> **課題**:
1. ことわざの解説文の用例に挙げられた三つの文では、防災への意識が緩んでいる様子が描かれています。その様子をすべて挙げてください。
2. ことわざの解説文について、次の問いに答えてください。
(a) 「意味」の項では、この言葉は何であると説明されていますか。
(b) 用例の説明によると、この言葉は何を伝える際に用いられますか。
(c) 最後の段落では、この言葉は何を戒める語とされていますか。
3. ことわざの解説文を、最後の文の後から同じ文体で書き継いでください。

-------- 読解用抜粋

天災は忘れた頃にやってくる
- 意味
- 自然災害は、人々の記憶から薄れた頃に再び起こるものであるという警告。
用例
過去の災害から時間が経ち、防災意識が薄れてきたときに、再び同様の災害が発生する事例を見て、教訓としてこの言葉が使われます。災害の記憶の風化を戒め、日頃からの備えの重要性を伝える際に用いられます。
- あれだけの地震があったのに、数年経った今ではもう備蓄をしていない人も多い。天災は忘れた頃にやってくるというのは本当だ。
- 避難訓練も形だけになってしまったが、天災は忘れた頃にやってくることを忘れてはならない。
- 台風に慣れすぎてしまったが、天災は忘れた頃にやってくると肝に銘じて対策を徹底しよう。
日常が続くうちに薄れていく警戒心を戒める語であり、過去の教訓を忘れないよう促す力をもった表現です。

----------------
-------- 提供資料

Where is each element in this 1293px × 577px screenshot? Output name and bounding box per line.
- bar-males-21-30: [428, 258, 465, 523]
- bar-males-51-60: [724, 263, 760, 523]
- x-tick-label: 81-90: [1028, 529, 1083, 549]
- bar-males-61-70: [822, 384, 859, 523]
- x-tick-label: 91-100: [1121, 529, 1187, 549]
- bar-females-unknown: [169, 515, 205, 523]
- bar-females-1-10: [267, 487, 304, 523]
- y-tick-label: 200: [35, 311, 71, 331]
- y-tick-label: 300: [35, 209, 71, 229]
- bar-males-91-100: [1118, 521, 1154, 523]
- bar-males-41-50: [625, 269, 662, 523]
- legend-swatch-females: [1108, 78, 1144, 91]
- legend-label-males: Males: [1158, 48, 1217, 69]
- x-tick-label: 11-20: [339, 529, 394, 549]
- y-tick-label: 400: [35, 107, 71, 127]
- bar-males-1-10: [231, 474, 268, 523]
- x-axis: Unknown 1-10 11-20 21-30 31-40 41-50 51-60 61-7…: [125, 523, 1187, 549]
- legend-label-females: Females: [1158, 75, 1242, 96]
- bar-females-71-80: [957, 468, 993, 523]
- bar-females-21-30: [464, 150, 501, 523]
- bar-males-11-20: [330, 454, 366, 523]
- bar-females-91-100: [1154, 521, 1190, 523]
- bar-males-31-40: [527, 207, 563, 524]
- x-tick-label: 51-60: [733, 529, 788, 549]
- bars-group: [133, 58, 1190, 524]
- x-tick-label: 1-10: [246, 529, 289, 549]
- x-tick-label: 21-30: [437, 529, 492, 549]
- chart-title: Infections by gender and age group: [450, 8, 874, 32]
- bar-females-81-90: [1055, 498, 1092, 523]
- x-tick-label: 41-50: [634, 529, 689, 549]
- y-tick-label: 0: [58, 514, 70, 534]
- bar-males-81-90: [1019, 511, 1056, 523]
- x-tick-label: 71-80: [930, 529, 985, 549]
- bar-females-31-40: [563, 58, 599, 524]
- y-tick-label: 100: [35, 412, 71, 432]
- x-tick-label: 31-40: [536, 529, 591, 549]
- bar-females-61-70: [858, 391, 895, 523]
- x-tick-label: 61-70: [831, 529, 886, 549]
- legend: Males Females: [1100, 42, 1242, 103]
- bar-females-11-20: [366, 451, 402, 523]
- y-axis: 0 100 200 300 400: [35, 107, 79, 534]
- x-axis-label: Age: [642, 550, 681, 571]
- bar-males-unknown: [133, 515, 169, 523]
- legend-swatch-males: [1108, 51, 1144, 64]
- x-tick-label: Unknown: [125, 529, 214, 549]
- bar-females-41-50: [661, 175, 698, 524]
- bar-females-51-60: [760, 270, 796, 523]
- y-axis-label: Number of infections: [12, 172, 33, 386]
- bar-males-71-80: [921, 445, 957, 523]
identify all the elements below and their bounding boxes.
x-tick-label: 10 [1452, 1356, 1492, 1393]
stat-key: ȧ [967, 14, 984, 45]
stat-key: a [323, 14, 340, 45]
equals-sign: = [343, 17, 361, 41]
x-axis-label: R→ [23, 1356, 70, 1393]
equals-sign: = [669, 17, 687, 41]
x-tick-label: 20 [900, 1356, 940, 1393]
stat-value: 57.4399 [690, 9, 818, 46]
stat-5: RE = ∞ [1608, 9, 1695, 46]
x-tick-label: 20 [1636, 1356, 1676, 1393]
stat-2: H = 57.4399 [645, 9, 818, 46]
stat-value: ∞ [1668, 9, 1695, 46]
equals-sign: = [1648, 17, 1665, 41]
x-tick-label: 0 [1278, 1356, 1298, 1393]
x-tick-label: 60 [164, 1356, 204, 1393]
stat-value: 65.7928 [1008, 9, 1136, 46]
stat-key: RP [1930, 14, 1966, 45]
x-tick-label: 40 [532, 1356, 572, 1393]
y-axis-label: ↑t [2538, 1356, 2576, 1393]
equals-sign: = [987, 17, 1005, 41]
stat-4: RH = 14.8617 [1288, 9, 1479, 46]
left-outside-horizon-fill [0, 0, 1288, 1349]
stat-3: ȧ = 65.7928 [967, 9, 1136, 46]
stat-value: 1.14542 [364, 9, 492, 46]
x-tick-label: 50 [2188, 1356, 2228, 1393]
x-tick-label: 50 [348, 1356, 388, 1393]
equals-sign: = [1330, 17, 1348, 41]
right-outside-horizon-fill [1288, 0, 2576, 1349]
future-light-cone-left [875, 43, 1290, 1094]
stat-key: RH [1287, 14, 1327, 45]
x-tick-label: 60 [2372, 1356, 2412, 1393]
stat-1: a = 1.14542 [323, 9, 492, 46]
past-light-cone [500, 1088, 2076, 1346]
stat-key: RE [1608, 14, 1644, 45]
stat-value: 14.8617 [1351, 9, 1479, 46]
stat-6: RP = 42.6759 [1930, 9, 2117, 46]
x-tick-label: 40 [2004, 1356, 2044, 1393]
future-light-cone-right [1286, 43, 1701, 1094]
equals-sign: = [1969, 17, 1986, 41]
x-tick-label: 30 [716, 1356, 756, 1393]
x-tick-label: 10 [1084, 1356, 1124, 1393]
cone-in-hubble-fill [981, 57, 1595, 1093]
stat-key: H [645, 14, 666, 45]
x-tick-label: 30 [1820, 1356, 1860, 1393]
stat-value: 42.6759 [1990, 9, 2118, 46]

----------------

> **各課題の解答**:
1.
・数年経った今では、もう備蓄をしていない人も多いこと
・避難訓練が形だけになってしまったこと
・台風に慣れすぎてしまったこと

2.
(a) 自然災害は、人々の記憶から薄れた頃に再び起こるものであるという警告です。
(b) 日頃からの備えの重要性を伝える際に用いられます。
(c) 日常が続くうちに薄れていく警戒心を戒める語とされています。

3.
注意点
この言葉はあくまでも注意喚起のために使われるものであり、災害の被害者に対して用いると無神経に受け取られる場合があります。被災直後の人々や地域に対して使うのではなく、少し時間が経過した段階で、防災意識の再確認として用いるのが適切です。
また、運命論的に聞こえてしまうおそれがあるため、単なる「どうせ来るものだ」といった無力感に結びつけず、「だからこそ備える」という前向きな意識とともに用いることが望まれます。
語調が落ち着いているため、災害の恐ろしさや現実味を伝えるには補足的な説明や事例があるとより効果的です。
背景
「天災は忘れた頃にやってくる」は、明治・大正期に活躍した物理学者・寺田寅彦(1878–1935)の言葉として広く知られています。寺田は、物理学の研究と並行して随筆家としても高い評価を得ており、防災に関する鋭い洞察を多く残しています。
彼は大正12年の関東大震災(1923年)をはじめとする数多くの自然災害を経験し、それらの災害について科学的に考察すると同時に、社会的・文化的側面にも深い関心を寄せていました。その中で、「人は災害が過ぎ去るとすぐに日常に戻り、やがて備えを忘れてしまう」「だからこそ、油断せず備えを続けなければならない」という考えを、数々の随筆の中で繰り返し述べています。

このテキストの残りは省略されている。